Write the material out again in full, exactly.

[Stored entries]
┌──
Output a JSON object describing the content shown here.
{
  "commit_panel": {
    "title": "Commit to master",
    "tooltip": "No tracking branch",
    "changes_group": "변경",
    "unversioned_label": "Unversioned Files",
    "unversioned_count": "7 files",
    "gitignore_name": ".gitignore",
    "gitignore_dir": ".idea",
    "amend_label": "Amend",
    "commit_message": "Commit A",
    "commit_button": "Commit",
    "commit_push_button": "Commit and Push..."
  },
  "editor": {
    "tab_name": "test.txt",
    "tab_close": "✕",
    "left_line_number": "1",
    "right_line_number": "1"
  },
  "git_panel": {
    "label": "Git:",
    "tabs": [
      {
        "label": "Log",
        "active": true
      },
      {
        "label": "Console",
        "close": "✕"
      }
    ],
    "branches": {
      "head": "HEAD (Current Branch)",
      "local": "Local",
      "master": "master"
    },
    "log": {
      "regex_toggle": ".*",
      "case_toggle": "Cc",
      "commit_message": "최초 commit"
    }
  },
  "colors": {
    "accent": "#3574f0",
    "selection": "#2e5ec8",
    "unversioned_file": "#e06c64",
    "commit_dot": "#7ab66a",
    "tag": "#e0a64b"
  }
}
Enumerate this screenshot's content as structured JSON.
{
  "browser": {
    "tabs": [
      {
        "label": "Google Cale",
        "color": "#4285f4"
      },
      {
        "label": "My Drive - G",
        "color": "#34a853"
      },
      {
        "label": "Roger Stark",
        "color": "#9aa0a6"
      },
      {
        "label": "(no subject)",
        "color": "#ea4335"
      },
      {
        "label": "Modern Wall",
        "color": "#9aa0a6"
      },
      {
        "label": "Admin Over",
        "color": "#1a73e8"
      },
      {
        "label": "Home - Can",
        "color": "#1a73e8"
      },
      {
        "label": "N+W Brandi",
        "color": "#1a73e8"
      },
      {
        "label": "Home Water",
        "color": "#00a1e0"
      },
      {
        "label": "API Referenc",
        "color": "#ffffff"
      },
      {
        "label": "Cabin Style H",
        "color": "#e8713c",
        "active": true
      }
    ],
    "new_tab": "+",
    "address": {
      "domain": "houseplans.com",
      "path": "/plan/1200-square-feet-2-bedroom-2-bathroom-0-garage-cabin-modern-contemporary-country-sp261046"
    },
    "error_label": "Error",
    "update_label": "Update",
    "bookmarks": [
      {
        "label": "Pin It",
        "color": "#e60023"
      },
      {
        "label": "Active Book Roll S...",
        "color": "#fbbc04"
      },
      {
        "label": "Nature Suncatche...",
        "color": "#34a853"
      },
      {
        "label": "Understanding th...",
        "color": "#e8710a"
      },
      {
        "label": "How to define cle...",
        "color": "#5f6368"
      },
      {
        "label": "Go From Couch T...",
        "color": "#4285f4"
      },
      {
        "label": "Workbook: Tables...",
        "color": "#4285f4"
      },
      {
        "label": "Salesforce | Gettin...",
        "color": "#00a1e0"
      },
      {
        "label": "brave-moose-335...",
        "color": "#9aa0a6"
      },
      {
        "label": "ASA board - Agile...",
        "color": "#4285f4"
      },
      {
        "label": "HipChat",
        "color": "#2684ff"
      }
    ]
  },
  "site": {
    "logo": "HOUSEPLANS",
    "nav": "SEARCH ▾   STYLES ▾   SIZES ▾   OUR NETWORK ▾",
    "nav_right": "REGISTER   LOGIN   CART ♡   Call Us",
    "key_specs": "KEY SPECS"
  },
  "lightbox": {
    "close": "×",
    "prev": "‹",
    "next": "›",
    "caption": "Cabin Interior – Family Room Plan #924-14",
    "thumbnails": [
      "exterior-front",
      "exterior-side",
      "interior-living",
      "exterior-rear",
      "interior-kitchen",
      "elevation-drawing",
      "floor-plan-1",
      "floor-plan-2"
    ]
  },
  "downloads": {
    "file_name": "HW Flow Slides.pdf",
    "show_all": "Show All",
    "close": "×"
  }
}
└──
» **Task solution**:
Output a JSON object describing the content shown here.
{
  "commit_panel": {
    "title": "Commit to master",
    "tooltip": "No tracking branch",
    "changes_group": "변경",
    "unversioned_label": "Unversioned Files",
    "unversioned_count": "7 files",
    "gitignore_name": ".gitignore",
    "gitignore_dir": ".idea",
    "amend_label": "Amend",
    "commit_message": "Commit A",
    "commit_button": "Commit",
    "commit_push_button": "Commit and Push..."
  },
  "editor": {
    "tab_name": "test.txt",
    "tab_close": "✕",
    "left_line_number": "1",
    "right_line_number": "1"
  },
  "git_panel": {
    "label": "Git:",
    "tabs": [
      {
        "label": "Log",
        "active": true
      },
      {
        "label": "Console",
        "close": "✕"
      }
    ],
    "branches": {
      "head": "HEAD (Current Branch)",
      "local": "Local",
      "master": "master"
    },
    "log": {
      "regex_toggle": ".*",
      "case_toggle": "Cc",
      "commit_message": "최초 commit"
    }
  },
  "colors": {
    "accent": "#3574f0",
    "selection": "#2e5ec8",
    "unversioned_file": "#e06c64",
    "commit_dot": "#7ab66a",
    "tag": "#e0a64b"
  }
}
Enumerate this screenshot's content as structured JSON.
{
  "browser": {
    "tabs": [
      {
        "label": "Google Cale",
        "color": "#4285f4"
      },
      {
        "label": "My Drive - G",
        "color": "#34a853"
      },
      {
        "label": "Roger Stark",
        "color": "#9aa0a6"
      },
      {
        "label": "(no subject)",
        "color": "#ea4335"
      },
      {
        "label": "Modern Wall",
        "color": "#9aa0a6"
      },
      {
        "label": "Admin Over",
        "color": "#1a73e8"
      },
      {
        "label": "Home - Can",
        "color": "#1a73e8"
      },
      {
        "label": "N+W Brandi",
        "color": "#1a73e8"
      },
      {
        "label": "Home Water",
        "color": "#00a1e0"
      },
      {
        "label": "API Referenc",
        "color": "#ffffff"
      },
      {
        "label": "Cabin Style H",
        "color": "#e8713c",
        "active": true
      }
    ],
    "new_tab": "+",
    "address": {
      "domain": "houseplans.com",
      "path": "/plan/1200-square-feet-2-bedroom-2-bathroom-0-garage-cabin-modern-contemporary-country-sp261046"
    },
    "error_label": "Error",
    "update_label": "Update",
    "bookmarks": [
      {
        "label": "Pin It",
        "color": "#e60023"
      },
      {
        "label": "Active Book Roll S...",
        "color": "#fbbc04"
      },
      {
        "label": "Nature Suncatche...",
        "color": "#34a853"
      },
      {
        "label": "Understanding th...",
        "color": "#e8710a"
      },
      {
        "label": "How to define cle...",
        "color": "#5f6368"
      },
      {
        "label": "Go From Couch T...",
        "color": "#4285f4"
      },
      {
        "label": "Workbook: Tables...",
        "color": "#4285f4"
      },
      {
        "label": "Salesforce | Gettin...",
        "color": "#00a1e0"
      },
      {
        "label": "brave-moose-335...",
        "color": "#9aa0a6"
      },
      {
        "label": "ASA board - Agile...",
        "color": "#4285f4"
      },
      {
        "label": "HipChat",
        "color": "#2684ff"
      }
    ]
  },
  "site": {
    "logo": "HOUSEPLANS",
    "nav": "SEARCH ▾   STYLES ▾   SIZES ▾   OUR NETWORK ▾",
    "nav_right": "REGISTER   LOGIN   CART ♡   Call Us",
    "key_specs": "KEY SPECS"
  },
  "lightbox": {
    "close": "×",
    "prev": "‹",
    "next": "›",
    "caption": "Cabin Interior – Family Room Plan #924-14",
    "thumbnails": [
      "exterior-front",
      "exterior-side",
      "interior-living",
      "exterior-rear",
      "interior-kitchen",
      "elevation-drawing",
      "floor-plan-1",
      "floor-plan-2"
    ]
  },
  "downloads": {
    "file_name": "HW Flow Slides.pdf",
    "show_all": "Show All",
    "close": "×"
  }
}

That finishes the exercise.